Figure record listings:
═══
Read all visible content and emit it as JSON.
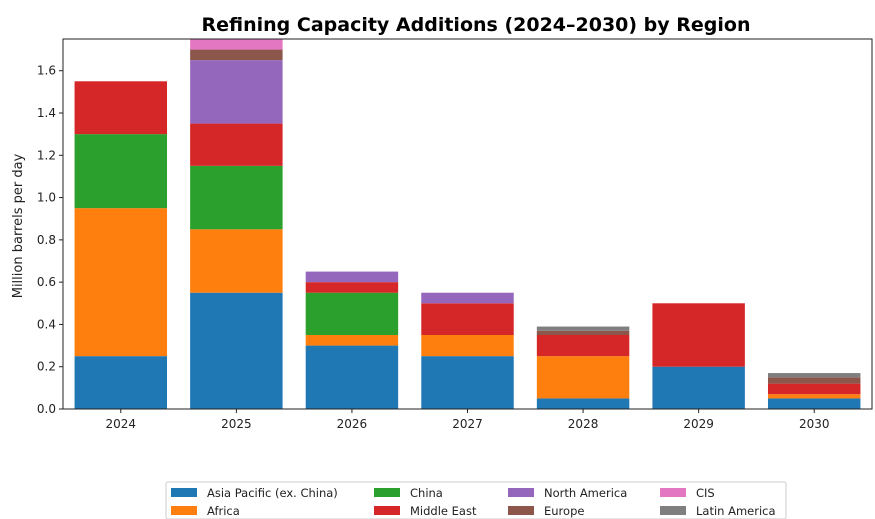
{
  "chart_data": {
    "type": "bar",
    "stacked": true,
    "title": "Refining Capacity Additions (2024–2030) by Region",
    "xlabel": "",
    "ylabel": "Million barrels per day",
    "ylim": [
      0,
      1.75
    ],
    "yticks": [
      "0.0",
      "0.2",
      "0.4",
      "0.6",
      "0.8",
      "1.0",
      "1.2",
      "1.4",
      "1.6"
    ],
    "grid": false,
    "legend_position": "bottom",
    "categories": [
      "2024",
      "2025",
      "2026",
      "2027",
      "2028",
      "2029",
      "2030"
    ],
    "series": [
      {
        "name": "Asia Pacific (ex. China)",
        "color": "#1f77b4",
        "values": [
          0.25,
          0.55,
          0.3,
          0.25,
          0.05,
          0.2,
          0.05
        ]
      },
      {
        "name": "Africa",
        "color": "#ff7f0e",
        "values": [
          0.7,
          0.3,
          0.05,
          0.1,
          0.2,
          0.0,
          0.02
        ]
      },
      {
        "name": "China",
        "color": "#2ca02c",
        "values": [
          0.35,
          0.3,
          0.2,
          0.0,
          0.0,
          0.0,
          0.0
        ]
      },
      {
        "name": "Middle East",
        "color": "#d62728",
        "values": [
          0.25,
          0.2,
          0.05,
          0.15,
          0.1,
          0.3,
          0.05
        ]
      },
      {
        "name": "North America",
        "color": "#9467bd",
        "values": [
          0.0,
          0.3,
          0.05,
          0.05,
          0.0,
          0.0,
          0.0
        ]
      },
      {
        "name": "Europe",
        "color": "#8c564b",
        "values": [
          0.0,
          0.05,
          0.0,
          0.0,
          0.02,
          0.0,
          0.03
        ]
      },
      {
        "name": "CIS",
        "color": "#e377c2",
        "values": [
          0.0,
          0.05,
          0.0,
          0.0,
          0.0,
          0.0,
          0.0
        ]
      },
      {
        "name": "Latin America",
        "color": "#7f7f7f",
        "values": [
          0.0,
          0.0,
          0.0,
          0.0,
          0.02,
          0.0,
          0.02
        ]
      }
    ]
  }
}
═══
● **Short exercise**
Out of the records, collect only those lines that contain the string "color".

● **Right answer**
        "color": "#1f77b4",
        "color": "#ff7f0e",
        "color": "#2ca02c",
        "color": "#d62728",
        "color": "#9467bd",
        "color": "#8c564b",
        "color": "#e377c2",
        "color": "#7f7f7f",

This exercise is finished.